* [YOUR INSTRUCTIONS] Do any lines in the data below contain "title"? If so, copy every one of them.

* [INFORMATION PROVIDED]
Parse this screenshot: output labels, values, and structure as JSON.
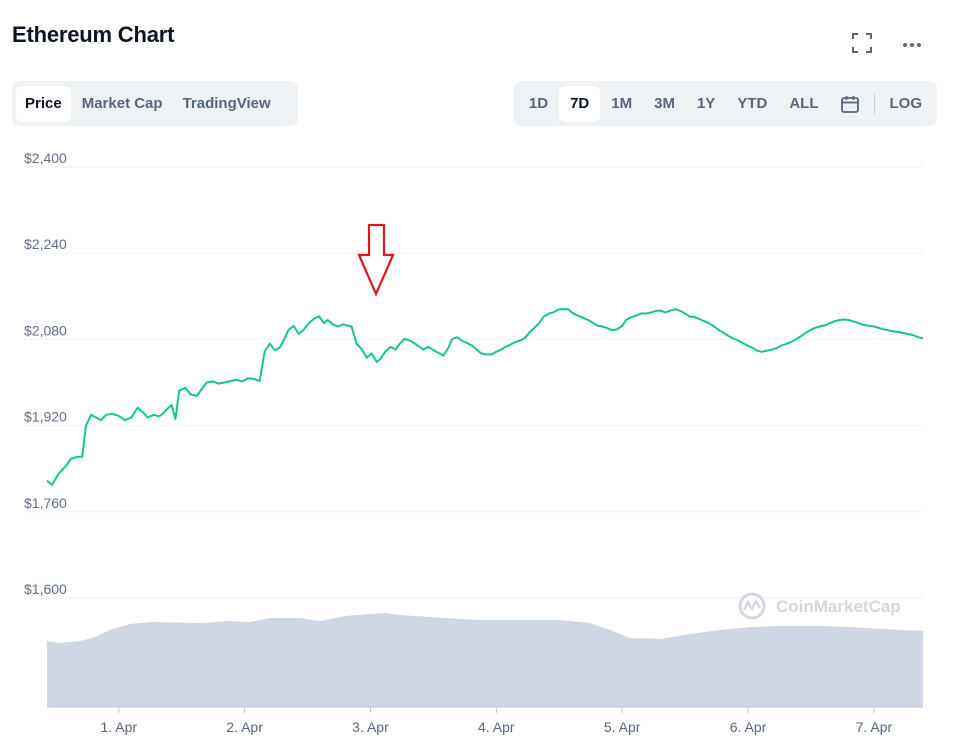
{
  "header": {
    "title": "Ethereum Chart",
    "fullscreen_icon": "fullscreen-icon",
    "more_icon": "more-horizontal-icon"
  },
  "tabs_left": [
    {
      "label": "Price",
      "active": true
    },
    {
      "label": "Market Cap",
      "active": false
    },
    {
      "label": "TradingView",
      "active": false
    }
  ],
  "tabs_right": {
    "ranges": [
      {
        "label": "1D",
        "active": false
      },
      {
        "label": "7D",
        "active": true
      },
      {
        "label": "1M",
        "active": false
      },
      {
        "label": "3M",
        "active": false
      },
      {
        "label": "1Y",
        "active": false
      },
      {
        "label": "YTD",
        "active": false
      },
      {
        "label": "ALL",
        "active": false
      }
    ],
    "calendar_icon": "calendar-icon",
    "log_label": "LOG"
  },
  "watermark": "CoinMarketCap",
  "colors": {
    "line": "#16c784",
    "volume": "#cfd6e4",
    "grid": "#eff2f5",
    "annotation_arrow": "#e0151f"
  },
  "chart_data": {
    "type": "line",
    "title": "",
    "xlabel": "",
    "ylabel": "",
    "ylim": [
      1500,
      2400
    ],
    "yticks": [
      1600,
      1760,
      1920,
      2080,
      2240,
      2400
    ],
    "ytick_labels": [
      "$1,600",
      "$1,760",
      "$1,920",
      "$2,080",
      "$2,240",
      "$2,400"
    ],
    "xlim": [
      0.43,
      7.39
    ],
    "xticks": [
      1,
      2,
      3,
      4,
      5,
      6,
      7
    ],
    "xtick_labels": [
      "1. Apr",
      "2. Apr",
      "3. Apr",
      "4. Apr",
      "5. Apr",
      "6. Apr",
      "7. Apr"
    ],
    "grid": true,
    "series": [
      {
        "values": [
          [
            0.43,
            1818
          ],
          [
            0.47,
            1810
          ],
          [
            0.52,
            1830
          ],
          [
            0.58,
            1845
          ],
          [
            0.62,
            1858
          ],
          [
            0.67,
            1862
          ],
          [
            0.71,
            1862
          ],
          [
            0.74,
            1920
          ],
          [
            0.78,
            1940
          ],
          [
            0.82,
            1935
          ],
          [
            0.86,
            1930
          ],
          [
            0.9,
            1940
          ],
          [
            0.95,
            1942
          ],
          [
            1.0,
            1938
          ],
          [
            1.05,
            1930
          ],
          [
            1.1,
            1935
          ],
          [
            1.15,
            1953
          ],
          [
            1.19,
            1945
          ],
          [
            1.23,
            1935
          ],
          [
            1.28,
            1940
          ],
          [
            1.32,
            1937
          ],
          [
            1.35,
            1942
          ],
          [
            1.39,
            1952
          ],
          [
            1.42,
            1958
          ],
          [
            1.45,
            1932
          ],
          [
            1.48,
            1985
          ],
          [
            1.53,
            1990
          ],
          [
            1.57,
            1978
          ],
          [
            1.62,
            1975
          ],
          [
            1.66,
            1988
          ],
          [
            1.7,
            2000
          ],
          [
            1.75,
            2002
          ],
          [
            1.79,
            1998
          ],
          [
            1.84,
            2000
          ],
          [
            1.88,
            2002
          ],
          [
            1.93,
            2005
          ],
          [
            1.98,
            2002
          ],
          [
            2.03,
            2008
          ],
          [
            2.07,
            2007
          ],
          [
            2.12,
            2003
          ],
          [
            2.16,
            2058
          ],
          [
            2.2,
            2072
          ],
          [
            2.24,
            2060
          ],
          [
            2.28,
            2065
          ],
          [
            2.31,
            2078
          ],
          [
            2.35,
            2098
          ],
          [
            2.39,
            2105
          ],
          [
            2.43,
            2090
          ],
          [
            2.47,
            2098
          ],
          [
            2.51,
            2110
          ],
          [
            2.55,
            2118
          ],
          [
            2.59,
            2123
          ],
          [
            2.63,
            2110
          ],
          [
            2.66,
            2116
          ],
          [
            2.7,
            2108
          ],
          [
            2.74,
            2104
          ],
          [
            2.78,
            2108
          ],
          [
            2.81,
            2106
          ],
          [
            2.85,
            2104
          ],
          [
            2.89,
            2072
          ],
          [
            2.93,
            2062
          ],
          [
            2.97,
            2046
          ],
          [
            3.01,
            2054
          ],
          [
            3.05,
            2038
          ],
          [
            3.08,
            2044
          ],
          [
            3.12,
            2058
          ],
          [
            3.16,
            2066
          ],
          [
            3.2,
            2061
          ],
          [
            3.23,
            2071
          ],
          [
            3.27,
            2081
          ],
          [
            3.31,
            2078
          ],
          [
            3.35,
            2073
          ],
          [
            3.38,
            2068
          ],
          [
            3.42,
            2061
          ],
          [
            3.46,
            2066
          ],
          [
            3.5,
            2060
          ],
          [
            3.54,
            2055
          ],
          [
            3.58,
            2050
          ],
          [
            3.62,
            2065
          ],
          [
            3.65,
            2081
          ],
          [
            3.69,
            2084
          ],
          [
            3.73,
            2077
          ],
          [
            3.77,
            2073
          ],
          [
            3.81,
            2068
          ],
          [
            3.85,
            2060
          ],
          [
            3.88,
            2054
          ],
          [
            3.92,
            2052
          ],
          [
            3.96,
            2052
          ],
          [
            4.0,
            2057
          ],
          [
            4.04,
            2061
          ],
          [
            4.07,
            2066
          ],
          [
            4.11,
            2070
          ],
          [
            4.15,
            2075
          ],
          [
            4.19,
            2078
          ],
          [
            4.23,
            2083
          ],
          [
            4.26,
            2092
          ],
          [
            4.3,
            2101
          ],
          [
            4.34,
            2110
          ],
          [
            4.38,
            2123
          ],
          [
            4.42,
            2128
          ],
          [
            4.46,
            2131
          ],
          [
            4.5,
            2136
          ],
          [
            4.53,
            2136
          ],
          [
            4.57,
            2136
          ],
          [
            4.61,
            2128
          ],
          [
            4.65,
            2124
          ],
          [
            4.69,
            2120
          ],
          [
            4.73,
            2116
          ],
          [
            4.76,
            2112
          ],
          [
            4.8,
            2106
          ],
          [
            4.84,
            2104
          ],
          [
            4.88,
            2101
          ],
          [
            4.92,
            2097
          ],
          [
            4.96,
            2099
          ],
          [
            5.0,
            2105
          ],
          [
            5.03,
            2116
          ],
          [
            5.07,
            2121
          ],
          [
            5.11,
            2124
          ],
          [
            5.15,
            2128
          ],
          [
            5.19,
            2128
          ],
          [
            5.23,
            2130
          ],
          [
            5.27,
            2133
          ],
          [
            5.31,
            2133
          ],
          [
            5.34,
            2130
          ],
          [
            5.38,
            2133
          ],
          [
            5.42,
            2136
          ],
          [
            5.46,
            2133
          ],
          [
            5.5,
            2128
          ],
          [
            5.54,
            2122
          ],
          [
            5.57,
            2122
          ],
          [
            5.61,
            2118
          ],
          [
            5.65,
            2114
          ],
          [
            5.69,
            2110
          ],
          [
            5.73,
            2104
          ],
          [
            5.77,
            2097
          ],
          [
            5.8,
            2093
          ],
          [
            5.84,
            2087
          ],
          [
            5.88,
            2082
          ],
          [
            5.92,
            2078
          ],
          [
            5.96,
            2073
          ],
          [
            6.0,
            2068
          ],
          [
            6.04,
            2064
          ],
          [
            6.07,
            2059
          ],
          [
            6.11,
            2057
          ],
          [
            6.15,
            2059
          ],
          [
            6.19,
            2061
          ],
          [
            6.23,
            2064
          ],
          [
            6.27,
            2069
          ],
          [
            6.3,
            2071
          ],
          [
            6.34,
            2075
          ],
          [
            6.38,
            2080
          ],
          [
            6.42,
            2086
          ],
          [
            6.46,
            2092
          ],
          [
            6.5,
            2098
          ],
          [
            6.53,
            2101
          ],
          [
            6.57,
            2104
          ],
          [
            6.61,
            2106
          ],
          [
            6.65,
            2110
          ],
          [
            6.69,
            2114
          ],
          [
            6.73,
            2116
          ],
          [
            6.77,
            2117
          ],
          [
            6.8,
            2116
          ],
          [
            6.84,
            2113
          ],
          [
            6.88,
            2110
          ],
          [
            6.92,
            2107
          ],
          [
            6.96,
            2105
          ],
          [
            7.0,
            2104
          ],
          [
            7.03,
            2102
          ],
          [
            7.07,
            2099
          ],
          [
            7.11,
            2097
          ],
          [
            7.15,
            2095
          ],
          [
            7.19,
            2094
          ],
          [
            7.23,
            2092
          ],
          [
            7.27,
            2090
          ],
          [
            7.31,
            2088
          ],
          [
            7.35,
            2084
          ],
          [
            7.39,
            2082
          ]
        ]
      }
    ]
  }
}
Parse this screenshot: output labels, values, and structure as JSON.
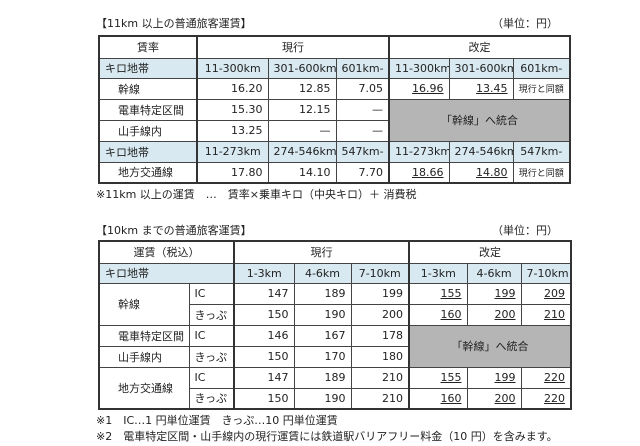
{
  "table1": {
    "title": "【11km 以上の普通旅客運賃】",
    "unit": "（単位：円）",
    "header": {
      "label": "賃率",
      "current": "現行",
      "revised": "改定"
    },
    "band_label": "キロ地帯",
    "bands1": [
      "11-300km",
      "301-600km",
      "601km-"
    ],
    "bands2": [
      "11-273km",
      "274-546km",
      "547km-"
    ],
    "rows": [
      {
        "label": "幹線",
        "current": [
          "16.20",
          "12.85",
          "7.05"
        ],
        "revised": [
          "16.96",
          "13.45",
          "現行と同額"
        ]
      },
      {
        "label": "電車特定区間",
        "current": [
          "15.30",
          "12.15",
          "—"
        ]
      },
      {
        "label": "山手線内",
        "current": [
          "13.25",
          "—",
          "—"
        ]
      },
      {
        "label": "地方交通線",
        "current": [
          "17.80",
          "14.10",
          "7.70"
        ],
        "revised": [
          "18.66",
          "14.80",
          "現行と同額"
        ]
      }
    ],
    "merged": "「幹線」へ統合",
    "note": "※11km 以上の運賃　…　賃率×乗車キロ（中央キロ）＋ 消費税"
  },
  "table2": {
    "title": "【10km までの普通旅客運賃】",
    "unit": "（単位：円）",
    "header": {
      "label": "運賃（税込）",
      "current": "現行",
      "revised": "改定"
    },
    "band_label": "キロ地帯",
    "bands": [
      "1-3km",
      "4-6km",
      "7-10km"
    ],
    "types": [
      "IC",
      "きっぷ"
    ],
    "groups": [
      {
        "label": "幹線",
        "rows": [
          {
            "current": [
              "147",
              "189",
              "199"
            ],
            "revised": [
              "155",
              "199",
              "209"
            ]
          },
          {
            "current": [
              "150",
              "190",
              "200"
            ],
            "revised": [
              "160",
              "200",
              "210"
            ]
          }
        ]
      },
      {
        "label1": "電車特定区間",
        "label2": "山手線内",
        "rows": [
          {
            "current": [
              "146",
              "167",
              "178"
            ]
          },
          {
            "current": [
              "150",
              "170",
              "180"
            ]
          }
        ]
      },
      {
        "label": "地方交通線",
        "rows": [
          {
            "current": [
              "147",
              "189",
              "210"
            ],
            "revised": [
              "155",
              "199",
              "220"
            ]
          },
          {
            "current": [
              "150",
              "190",
              "210"
            ],
            "revised": [
              "160",
              "200",
              "220"
            ]
          }
        ]
      }
    ],
    "merged": "「幹線」へ統合",
    "note1": "※1　IC…1 円単位運賃　きっぷ…10 円単位運賃",
    "note2": "※2　電車特定区間・山手線内の現行運賃には鉄道駅バリアフリー料金（10 円）を含みます。"
  }
}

* [WRITTEN SOLUTION]
    "title": "Ethereum Chart",
    "title": "",
    "title": "【11km 以上の普通旅客運賃】",
    "title": "【10km までの普通旅客運賃】",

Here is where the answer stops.